## To do
Whenever a line of the entries below holds the string "Protein", copy that line and return it.

## Extracted records

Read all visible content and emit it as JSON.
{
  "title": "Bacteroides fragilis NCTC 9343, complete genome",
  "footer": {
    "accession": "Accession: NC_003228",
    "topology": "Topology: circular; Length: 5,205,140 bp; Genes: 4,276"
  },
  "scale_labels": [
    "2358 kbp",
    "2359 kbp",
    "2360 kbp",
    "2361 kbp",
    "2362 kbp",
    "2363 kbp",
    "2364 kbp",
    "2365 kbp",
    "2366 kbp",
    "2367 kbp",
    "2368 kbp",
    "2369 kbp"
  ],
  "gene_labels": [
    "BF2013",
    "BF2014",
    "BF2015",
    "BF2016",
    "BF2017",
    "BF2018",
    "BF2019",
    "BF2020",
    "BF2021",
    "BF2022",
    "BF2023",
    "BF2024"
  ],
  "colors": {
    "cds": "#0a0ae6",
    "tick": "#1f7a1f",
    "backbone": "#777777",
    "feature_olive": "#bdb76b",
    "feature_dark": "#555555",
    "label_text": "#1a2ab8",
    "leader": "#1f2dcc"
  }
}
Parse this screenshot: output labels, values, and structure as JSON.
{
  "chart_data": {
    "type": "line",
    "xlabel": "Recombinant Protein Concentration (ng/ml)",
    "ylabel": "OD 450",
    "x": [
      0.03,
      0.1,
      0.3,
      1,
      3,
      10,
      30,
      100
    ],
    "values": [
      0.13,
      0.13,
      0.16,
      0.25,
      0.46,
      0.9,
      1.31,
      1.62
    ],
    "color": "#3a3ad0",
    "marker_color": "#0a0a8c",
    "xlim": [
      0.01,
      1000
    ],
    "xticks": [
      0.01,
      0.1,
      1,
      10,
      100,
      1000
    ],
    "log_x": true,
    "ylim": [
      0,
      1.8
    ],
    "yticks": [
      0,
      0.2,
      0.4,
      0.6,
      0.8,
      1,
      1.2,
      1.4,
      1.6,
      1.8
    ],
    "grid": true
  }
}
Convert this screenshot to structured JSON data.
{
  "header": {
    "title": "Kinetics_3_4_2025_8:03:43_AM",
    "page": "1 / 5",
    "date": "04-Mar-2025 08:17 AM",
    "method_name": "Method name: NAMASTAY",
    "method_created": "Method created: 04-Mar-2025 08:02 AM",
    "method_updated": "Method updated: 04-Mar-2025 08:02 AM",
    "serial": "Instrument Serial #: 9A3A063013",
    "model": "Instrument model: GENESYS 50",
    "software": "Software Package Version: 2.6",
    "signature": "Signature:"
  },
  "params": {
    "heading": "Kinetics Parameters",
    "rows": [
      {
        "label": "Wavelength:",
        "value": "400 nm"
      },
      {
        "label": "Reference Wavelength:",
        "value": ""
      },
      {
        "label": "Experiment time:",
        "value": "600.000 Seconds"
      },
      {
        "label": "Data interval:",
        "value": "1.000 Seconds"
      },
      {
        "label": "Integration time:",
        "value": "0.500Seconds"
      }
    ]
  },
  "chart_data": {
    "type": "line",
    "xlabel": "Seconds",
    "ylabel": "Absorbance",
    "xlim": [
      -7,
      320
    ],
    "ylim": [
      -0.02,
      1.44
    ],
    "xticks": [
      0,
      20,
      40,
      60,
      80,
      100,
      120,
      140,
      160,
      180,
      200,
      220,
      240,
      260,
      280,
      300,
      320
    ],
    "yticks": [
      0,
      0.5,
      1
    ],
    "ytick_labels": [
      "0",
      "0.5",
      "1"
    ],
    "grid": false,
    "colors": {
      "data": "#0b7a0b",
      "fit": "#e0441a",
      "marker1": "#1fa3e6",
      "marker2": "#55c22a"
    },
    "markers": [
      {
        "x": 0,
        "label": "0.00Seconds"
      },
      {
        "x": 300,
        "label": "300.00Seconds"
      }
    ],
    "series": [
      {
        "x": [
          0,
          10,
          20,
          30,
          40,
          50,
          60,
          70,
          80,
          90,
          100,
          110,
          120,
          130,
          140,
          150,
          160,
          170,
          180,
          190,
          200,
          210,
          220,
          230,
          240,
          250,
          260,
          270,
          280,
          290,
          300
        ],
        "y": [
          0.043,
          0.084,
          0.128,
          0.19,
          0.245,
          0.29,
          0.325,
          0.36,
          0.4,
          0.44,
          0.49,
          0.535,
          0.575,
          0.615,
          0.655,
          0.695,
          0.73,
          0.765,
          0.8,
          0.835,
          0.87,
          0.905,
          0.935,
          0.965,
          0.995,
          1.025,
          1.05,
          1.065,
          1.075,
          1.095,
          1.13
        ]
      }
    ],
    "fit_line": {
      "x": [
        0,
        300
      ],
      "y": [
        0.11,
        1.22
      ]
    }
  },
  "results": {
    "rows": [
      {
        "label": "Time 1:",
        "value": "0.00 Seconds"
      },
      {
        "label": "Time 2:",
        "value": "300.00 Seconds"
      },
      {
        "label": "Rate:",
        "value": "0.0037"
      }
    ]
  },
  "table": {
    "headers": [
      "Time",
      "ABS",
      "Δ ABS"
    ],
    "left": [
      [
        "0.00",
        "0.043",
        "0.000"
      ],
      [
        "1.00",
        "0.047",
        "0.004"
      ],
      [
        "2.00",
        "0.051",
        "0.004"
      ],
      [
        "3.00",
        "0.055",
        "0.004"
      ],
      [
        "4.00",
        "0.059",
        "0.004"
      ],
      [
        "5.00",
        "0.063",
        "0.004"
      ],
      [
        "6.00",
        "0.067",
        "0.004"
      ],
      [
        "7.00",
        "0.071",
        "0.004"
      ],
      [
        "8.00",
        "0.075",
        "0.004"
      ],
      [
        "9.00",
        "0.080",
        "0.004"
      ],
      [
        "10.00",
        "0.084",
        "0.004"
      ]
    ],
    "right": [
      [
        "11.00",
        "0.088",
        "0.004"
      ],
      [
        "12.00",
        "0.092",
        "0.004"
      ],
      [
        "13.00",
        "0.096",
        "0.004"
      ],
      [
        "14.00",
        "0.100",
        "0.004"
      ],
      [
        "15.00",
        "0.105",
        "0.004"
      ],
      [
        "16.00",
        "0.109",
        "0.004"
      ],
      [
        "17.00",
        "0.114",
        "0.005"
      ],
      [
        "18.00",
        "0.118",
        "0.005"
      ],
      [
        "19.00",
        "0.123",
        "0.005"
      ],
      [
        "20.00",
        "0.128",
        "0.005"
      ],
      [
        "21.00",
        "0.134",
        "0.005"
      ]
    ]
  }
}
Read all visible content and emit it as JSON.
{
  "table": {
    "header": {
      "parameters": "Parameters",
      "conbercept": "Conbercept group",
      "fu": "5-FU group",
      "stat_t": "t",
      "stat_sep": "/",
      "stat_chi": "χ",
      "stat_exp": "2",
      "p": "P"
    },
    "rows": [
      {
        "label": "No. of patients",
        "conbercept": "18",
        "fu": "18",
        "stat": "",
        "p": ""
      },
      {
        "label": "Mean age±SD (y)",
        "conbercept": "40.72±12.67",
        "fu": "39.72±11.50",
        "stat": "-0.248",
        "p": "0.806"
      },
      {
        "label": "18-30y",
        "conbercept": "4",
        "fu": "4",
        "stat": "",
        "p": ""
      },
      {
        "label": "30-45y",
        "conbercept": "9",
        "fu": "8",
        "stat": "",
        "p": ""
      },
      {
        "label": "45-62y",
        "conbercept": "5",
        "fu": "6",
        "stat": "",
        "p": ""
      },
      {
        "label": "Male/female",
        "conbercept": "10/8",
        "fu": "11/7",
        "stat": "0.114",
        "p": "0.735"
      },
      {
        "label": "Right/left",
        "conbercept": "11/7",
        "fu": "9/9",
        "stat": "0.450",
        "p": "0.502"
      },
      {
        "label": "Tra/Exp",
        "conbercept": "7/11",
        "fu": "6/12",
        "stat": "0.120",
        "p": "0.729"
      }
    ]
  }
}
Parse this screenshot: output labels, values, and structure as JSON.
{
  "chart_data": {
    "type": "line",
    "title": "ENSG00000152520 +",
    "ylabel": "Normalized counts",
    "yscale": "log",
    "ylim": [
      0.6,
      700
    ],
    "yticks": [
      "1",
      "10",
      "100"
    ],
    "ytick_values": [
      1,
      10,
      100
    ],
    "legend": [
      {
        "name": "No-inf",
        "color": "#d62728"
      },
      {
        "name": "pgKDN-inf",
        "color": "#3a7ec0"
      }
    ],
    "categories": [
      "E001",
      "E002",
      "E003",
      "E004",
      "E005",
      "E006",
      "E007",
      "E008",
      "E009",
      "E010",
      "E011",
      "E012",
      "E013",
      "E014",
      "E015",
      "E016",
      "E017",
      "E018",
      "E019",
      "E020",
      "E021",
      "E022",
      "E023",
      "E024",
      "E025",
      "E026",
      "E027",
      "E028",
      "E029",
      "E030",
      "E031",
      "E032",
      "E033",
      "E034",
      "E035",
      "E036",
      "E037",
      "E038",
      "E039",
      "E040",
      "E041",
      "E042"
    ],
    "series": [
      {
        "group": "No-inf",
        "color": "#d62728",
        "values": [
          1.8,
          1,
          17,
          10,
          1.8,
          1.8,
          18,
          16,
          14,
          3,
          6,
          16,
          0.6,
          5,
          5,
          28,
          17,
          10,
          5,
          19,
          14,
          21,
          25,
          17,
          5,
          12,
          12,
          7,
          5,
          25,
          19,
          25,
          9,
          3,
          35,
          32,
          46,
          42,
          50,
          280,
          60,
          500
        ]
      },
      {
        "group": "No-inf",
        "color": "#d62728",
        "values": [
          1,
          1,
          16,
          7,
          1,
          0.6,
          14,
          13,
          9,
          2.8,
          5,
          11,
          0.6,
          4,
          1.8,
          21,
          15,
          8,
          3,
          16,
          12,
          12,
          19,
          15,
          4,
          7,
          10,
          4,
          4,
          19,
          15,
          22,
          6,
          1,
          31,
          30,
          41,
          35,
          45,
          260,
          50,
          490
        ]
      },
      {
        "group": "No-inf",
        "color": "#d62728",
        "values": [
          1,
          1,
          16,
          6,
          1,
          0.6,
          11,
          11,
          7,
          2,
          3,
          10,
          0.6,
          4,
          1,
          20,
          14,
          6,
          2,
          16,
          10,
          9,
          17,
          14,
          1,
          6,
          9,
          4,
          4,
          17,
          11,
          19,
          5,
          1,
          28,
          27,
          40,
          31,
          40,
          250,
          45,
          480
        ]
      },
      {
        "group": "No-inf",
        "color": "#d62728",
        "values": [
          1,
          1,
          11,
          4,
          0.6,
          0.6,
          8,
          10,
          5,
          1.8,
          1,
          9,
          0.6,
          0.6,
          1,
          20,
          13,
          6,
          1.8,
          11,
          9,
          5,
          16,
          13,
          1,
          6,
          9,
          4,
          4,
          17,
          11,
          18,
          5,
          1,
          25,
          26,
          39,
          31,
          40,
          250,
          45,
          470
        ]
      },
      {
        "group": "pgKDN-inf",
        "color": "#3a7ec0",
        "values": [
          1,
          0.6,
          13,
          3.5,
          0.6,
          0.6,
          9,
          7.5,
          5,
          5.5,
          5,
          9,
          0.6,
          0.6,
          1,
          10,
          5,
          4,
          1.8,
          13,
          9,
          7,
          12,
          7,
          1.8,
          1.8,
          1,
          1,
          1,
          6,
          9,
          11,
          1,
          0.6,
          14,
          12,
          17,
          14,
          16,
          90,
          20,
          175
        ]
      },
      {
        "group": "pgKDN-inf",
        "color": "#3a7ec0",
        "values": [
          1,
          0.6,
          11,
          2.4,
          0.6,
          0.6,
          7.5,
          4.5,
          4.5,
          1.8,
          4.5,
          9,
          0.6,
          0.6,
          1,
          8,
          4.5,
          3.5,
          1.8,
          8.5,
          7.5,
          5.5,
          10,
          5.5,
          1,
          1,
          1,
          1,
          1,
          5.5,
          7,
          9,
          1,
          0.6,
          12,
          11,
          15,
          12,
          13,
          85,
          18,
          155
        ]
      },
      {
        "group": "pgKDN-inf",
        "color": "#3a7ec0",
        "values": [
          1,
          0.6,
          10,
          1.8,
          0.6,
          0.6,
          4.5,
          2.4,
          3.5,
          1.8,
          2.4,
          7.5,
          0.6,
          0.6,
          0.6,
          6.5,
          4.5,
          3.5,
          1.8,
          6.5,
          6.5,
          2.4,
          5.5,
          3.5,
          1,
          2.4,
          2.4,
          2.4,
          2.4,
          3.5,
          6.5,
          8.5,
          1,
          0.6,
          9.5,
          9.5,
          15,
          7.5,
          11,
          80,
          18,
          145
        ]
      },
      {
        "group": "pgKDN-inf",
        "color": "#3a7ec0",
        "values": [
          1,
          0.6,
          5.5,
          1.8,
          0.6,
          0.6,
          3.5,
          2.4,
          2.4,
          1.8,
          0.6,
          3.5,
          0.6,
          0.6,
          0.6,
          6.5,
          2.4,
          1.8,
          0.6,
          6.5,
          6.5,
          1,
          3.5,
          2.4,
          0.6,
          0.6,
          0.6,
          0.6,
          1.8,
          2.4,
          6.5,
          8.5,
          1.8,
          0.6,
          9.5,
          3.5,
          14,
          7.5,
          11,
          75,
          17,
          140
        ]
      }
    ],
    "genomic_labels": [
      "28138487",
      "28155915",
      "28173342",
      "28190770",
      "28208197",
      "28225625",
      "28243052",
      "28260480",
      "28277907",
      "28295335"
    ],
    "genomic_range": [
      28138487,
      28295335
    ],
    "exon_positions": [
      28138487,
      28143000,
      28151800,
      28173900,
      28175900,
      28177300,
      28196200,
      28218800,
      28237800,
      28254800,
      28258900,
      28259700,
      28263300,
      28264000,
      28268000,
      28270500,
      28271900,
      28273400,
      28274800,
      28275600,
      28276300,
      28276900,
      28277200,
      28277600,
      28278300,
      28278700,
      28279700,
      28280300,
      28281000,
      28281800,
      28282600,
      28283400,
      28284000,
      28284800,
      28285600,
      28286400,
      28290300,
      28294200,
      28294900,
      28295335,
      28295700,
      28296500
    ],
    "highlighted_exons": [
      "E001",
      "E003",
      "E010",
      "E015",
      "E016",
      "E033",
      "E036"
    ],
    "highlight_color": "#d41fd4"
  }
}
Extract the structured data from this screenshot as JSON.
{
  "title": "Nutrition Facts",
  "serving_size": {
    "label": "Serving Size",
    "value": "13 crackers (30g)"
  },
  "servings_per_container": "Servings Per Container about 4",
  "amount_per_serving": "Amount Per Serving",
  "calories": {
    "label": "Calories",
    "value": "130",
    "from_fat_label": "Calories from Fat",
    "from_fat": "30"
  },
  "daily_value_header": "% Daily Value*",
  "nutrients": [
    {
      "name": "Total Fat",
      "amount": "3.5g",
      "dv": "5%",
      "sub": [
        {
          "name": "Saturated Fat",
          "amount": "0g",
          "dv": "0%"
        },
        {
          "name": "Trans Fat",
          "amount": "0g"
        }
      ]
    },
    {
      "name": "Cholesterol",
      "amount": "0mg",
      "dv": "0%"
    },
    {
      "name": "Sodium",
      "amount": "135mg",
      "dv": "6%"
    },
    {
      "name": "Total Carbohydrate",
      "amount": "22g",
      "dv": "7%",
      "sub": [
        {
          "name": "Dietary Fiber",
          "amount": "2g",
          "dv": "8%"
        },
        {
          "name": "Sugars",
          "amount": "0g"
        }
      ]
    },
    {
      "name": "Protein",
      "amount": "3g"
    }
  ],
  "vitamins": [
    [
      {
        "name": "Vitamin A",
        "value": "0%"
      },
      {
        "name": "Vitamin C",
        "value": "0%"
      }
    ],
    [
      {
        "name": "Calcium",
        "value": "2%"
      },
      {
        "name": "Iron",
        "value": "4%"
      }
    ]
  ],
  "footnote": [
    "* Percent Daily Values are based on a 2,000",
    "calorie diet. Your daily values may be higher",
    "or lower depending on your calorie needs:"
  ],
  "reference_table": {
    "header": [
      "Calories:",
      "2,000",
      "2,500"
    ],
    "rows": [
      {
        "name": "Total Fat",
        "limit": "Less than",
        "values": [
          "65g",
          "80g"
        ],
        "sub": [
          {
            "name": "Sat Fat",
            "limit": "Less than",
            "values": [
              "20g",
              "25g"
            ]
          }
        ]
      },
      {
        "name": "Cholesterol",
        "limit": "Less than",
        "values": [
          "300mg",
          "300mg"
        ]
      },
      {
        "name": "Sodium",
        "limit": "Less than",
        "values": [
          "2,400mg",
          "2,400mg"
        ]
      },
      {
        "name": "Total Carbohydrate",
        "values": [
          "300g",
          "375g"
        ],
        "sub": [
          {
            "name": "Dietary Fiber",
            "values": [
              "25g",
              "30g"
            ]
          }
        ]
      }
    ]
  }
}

## Response
    "xlabel": "Recombinant Protein Concentration (ng/ml)",
      "name": "Protein",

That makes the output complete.